▶ **YOUR INSTRUCTIONS**
Without omitting anything, return the records precisely as given.
• • • • • • •
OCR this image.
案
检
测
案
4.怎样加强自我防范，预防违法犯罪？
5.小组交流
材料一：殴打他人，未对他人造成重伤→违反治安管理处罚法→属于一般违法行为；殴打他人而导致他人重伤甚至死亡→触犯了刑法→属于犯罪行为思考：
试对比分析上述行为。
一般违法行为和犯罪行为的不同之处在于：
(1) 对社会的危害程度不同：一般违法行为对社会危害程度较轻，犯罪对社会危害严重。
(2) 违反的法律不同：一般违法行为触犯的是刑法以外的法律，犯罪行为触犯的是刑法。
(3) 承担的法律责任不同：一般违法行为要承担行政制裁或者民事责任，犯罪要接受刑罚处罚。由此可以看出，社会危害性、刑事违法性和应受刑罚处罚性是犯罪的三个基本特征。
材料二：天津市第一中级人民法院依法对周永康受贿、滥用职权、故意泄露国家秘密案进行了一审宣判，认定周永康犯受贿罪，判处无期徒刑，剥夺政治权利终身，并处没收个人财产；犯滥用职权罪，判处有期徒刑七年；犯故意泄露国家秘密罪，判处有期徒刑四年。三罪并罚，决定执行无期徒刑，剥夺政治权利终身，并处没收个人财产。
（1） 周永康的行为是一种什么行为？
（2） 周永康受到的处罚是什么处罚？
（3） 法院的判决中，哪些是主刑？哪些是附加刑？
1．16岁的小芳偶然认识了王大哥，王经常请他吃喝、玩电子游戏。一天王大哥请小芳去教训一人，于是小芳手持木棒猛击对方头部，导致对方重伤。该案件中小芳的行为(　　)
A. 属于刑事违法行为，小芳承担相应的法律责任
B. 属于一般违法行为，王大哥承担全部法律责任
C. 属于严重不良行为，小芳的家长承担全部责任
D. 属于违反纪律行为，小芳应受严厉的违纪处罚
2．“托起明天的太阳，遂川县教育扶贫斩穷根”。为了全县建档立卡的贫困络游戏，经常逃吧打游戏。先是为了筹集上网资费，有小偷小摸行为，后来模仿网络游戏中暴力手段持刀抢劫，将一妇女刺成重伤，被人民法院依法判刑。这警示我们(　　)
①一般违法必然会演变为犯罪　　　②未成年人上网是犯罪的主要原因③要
• • • • • • •
▶ **RESPONSE TO THIS EXERCISE**
OCR this image.
案
检
测
案
4.怎样加强自我防范，预防违法犯罪？
5.小组交流
材料一：殴打他人，未对他人造成重伤→违反治安管理处罚法→属于一般违法行为；殴打他人而导致他人重伤甚至死亡→触犯了刑法→属于犯罪行为思考：
试对比分析上述行为。
一般违法行为和犯罪行为的不同之处在于：
(1) 对社会的危害程度不同：一般违法行为对社会危害程度较轻，犯罪对社会危害严重。
(2) 违反的法律不同：一般违法行为触犯的是刑法以外的法律，犯罪行为触犯的是刑法。
(3) 承担的法律责任不同：一般违法行为要承担行政制裁或者民事责任，犯罪要接受刑罚处罚。由此可以看出，社会危害性、刑事违法性和应受刑罚处罚性是犯罪的三个基本特征。
材料二：天津市第一中级人民法院依法对周永康受贿、滥用职权、故意泄露国家秘密案进行了一审宣判，认定周永康犯受贿罪，判处无期徒刑，剥夺政治权利终身，并处没收个人财产；犯滥用职权罪，判处有期徒刑七年；犯故意泄露国家秘密罪，判处有期徒刑四年。三罪并罚，决定执行无期徒刑，剥夺政治权利终身，并处没收个人财产。
（1） 周永康的行为是一种什么行为？
（2） 周永康受到的处罚是什么处罚？
（3） 法院的判决中，哪些是主刑？哪些是附加刑？
1．16岁的小芳偶然认识了王大哥，王经常请他吃喝、玩电子游戏。一天王大哥请小芳去教训一人，于是小芳手持木棒猛击对方头部，导致对方重伤。该案件中小芳的行为(　　)
A. 属于刑事违法行为，小芳承担相应的法律责任
B. 属于一般违法行为，王大哥承担全部法律责任
C. 属于严重不良行为，小芳的家长承担全部责任
D. 属于违反纪律行为，小芳应受严厉的违纪处罚
2．“托起明天的太阳，遂川县教育扶贫斩穷根”。为了全县建档立卡的贫困络游戏，经常逃吧打游戏。先是为了筹集上网资费，有小偷小摸行为，后来模仿网络游戏中暴力手段持刀抢劫，将一妇女刺成重伤，被人民法院依法判刑。这警示我们(　　)
①一般违法必然会演变为犯罪　　　②未成年人上网是犯罪的主要原因③要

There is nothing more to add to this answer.